Chart and figure data
________________________
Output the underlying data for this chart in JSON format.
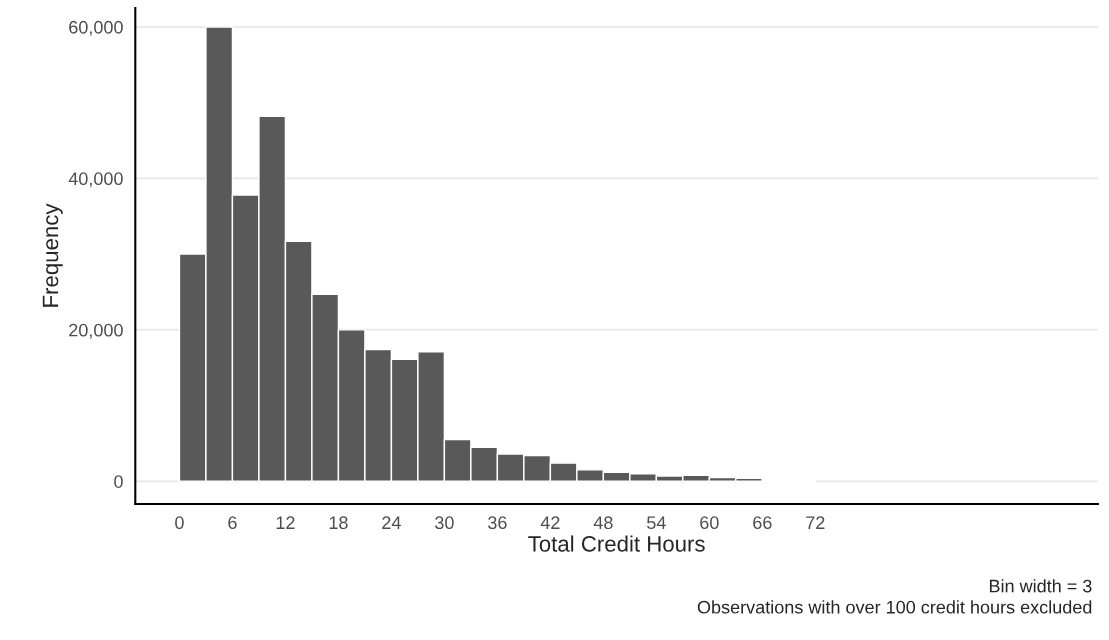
{
  "chart_data": {
    "type": "histogram",
    "xlabel": "Total Credit Hours",
    "ylabel": "Frequency",
    "bins": [
      0,
      3,
      6,
      9,
      12,
      15,
      18,
      21,
      24,
      27,
      30,
      33,
      36,
      39,
      42,
      45,
      48,
      51,
      54,
      57,
      60,
      63,
      66,
      69,
      72,
      75,
      78,
      81,
      84,
      87,
      90,
      93,
      96,
      99
    ],
    "values": [
      30000,
      60000,
      37800,
      48200,
      31700,
      24700,
      20000,
      17400,
      16100,
      17100,
      5500,
      4500,
      3600,
      3400,
      2400,
      1500,
      1200,
      1000,
      700,
      800,
      500,
      400,
      200,
      100,
      0,
      0,
      0,
      0,
      0,
      0,
      0,
      0,
      0
    ],
    "color": "#595959",
    "xlim": [
      -5,
      104
    ],
    "ylim": [
      -3000,
      62500
    ],
    "xticks": [
      0,
      6,
      12,
      18,
      24,
      30,
      36,
      42,
      48,
      54,
      60,
      66,
      72
    ],
    "yticks": [
      {
        "value": 0,
        "label": "0"
      },
      {
        "value": 20000,
        "label": "20,000"
      },
      {
        "value": 40000,
        "label": "40,000"
      },
      {
        "value": 60000,
        "label": "60,000"
      }
    ],
    "grid": "y",
    "annotations": [
      "Bin width = 3",
      "Observations with over 100 credit hours excluded"
    ]
  }
}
________________________
### TASK STATEMENT
Repeat the material exactly as it reads, without any of its pictures.

### THE OUTPUT
Output the underlying data for this chart in JSON format.
{
  "chart_data": {
    "type": "histogram",
    "xlabel": "Total Credit Hours",
    "ylabel": "Frequency",
    "bins": [
      0,
      3,
      6,
      9,
      12,
      15,
      18,
      21,
      24,
      27,
      30,
      33,
      36,
      39,
      42,
      45,
      48,
      51,
      54,
      57,
      60,
      63,
      66,
      69,
      72,
      75,
      78,
      81,
      84,
      87,
      90,
      93,
      96,
      99
    ],
    "values": [
      30000,
      60000,
      37800,
      48200,
      31700,
      24700,
      20000,
      17400,
      16100,
      17100,
      5500,
      4500,
      3600,
      3400,
      2400,
      1500,
      1200,
      1000,
      700,
      800,
      500,
      400,
      200,
      100,
      0,
      0,
      0,
      0,
      0,
      0,
      0,
      0,
      0
    ],
    "color": "#595959",
    "xlim": [
      -5,
      104
    ],
    "ylim": [
      -3000,
      62500
    ],
    "xticks": [
      0,
      6,
      12,
      18,
      24,
      30,
      36,
      42,
      48,
      54,
      60,
      66,
      72
    ],
    "yticks": [
      {
        "value": 0,
        "label": "0"
      },
      {
        "value": 20000,
        "label": "20,000"
      },
      {
        "value": 40000,
        "label": "40,000"
      },
      {
        "value": 60000,
        "label": "60,000"
      }
    ],
    "grid": "y",
    "annotations": [
      "Bin width = 3",
      "Observations with over 100 credit hours excluded"
    ]
  }
}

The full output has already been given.